== EXERCISE INSTRUCTIONS ==
From the listing below, work out how many lines contain "thee". Reply with that number only.

Dataset rows
***

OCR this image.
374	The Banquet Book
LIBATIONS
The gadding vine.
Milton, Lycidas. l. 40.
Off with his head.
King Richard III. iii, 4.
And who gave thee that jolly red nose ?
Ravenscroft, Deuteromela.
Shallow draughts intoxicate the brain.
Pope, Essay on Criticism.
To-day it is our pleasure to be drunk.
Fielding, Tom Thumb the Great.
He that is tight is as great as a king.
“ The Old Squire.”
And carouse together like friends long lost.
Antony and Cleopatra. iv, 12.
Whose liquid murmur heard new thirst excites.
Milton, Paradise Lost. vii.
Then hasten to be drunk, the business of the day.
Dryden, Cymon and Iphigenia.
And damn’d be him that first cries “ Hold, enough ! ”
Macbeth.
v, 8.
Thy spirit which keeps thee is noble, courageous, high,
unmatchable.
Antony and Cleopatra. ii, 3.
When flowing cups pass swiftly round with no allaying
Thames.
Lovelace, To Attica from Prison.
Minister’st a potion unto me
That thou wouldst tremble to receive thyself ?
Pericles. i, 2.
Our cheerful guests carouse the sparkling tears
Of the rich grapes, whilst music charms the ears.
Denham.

***

== OUTPUT OF THE EXERCISE ==
2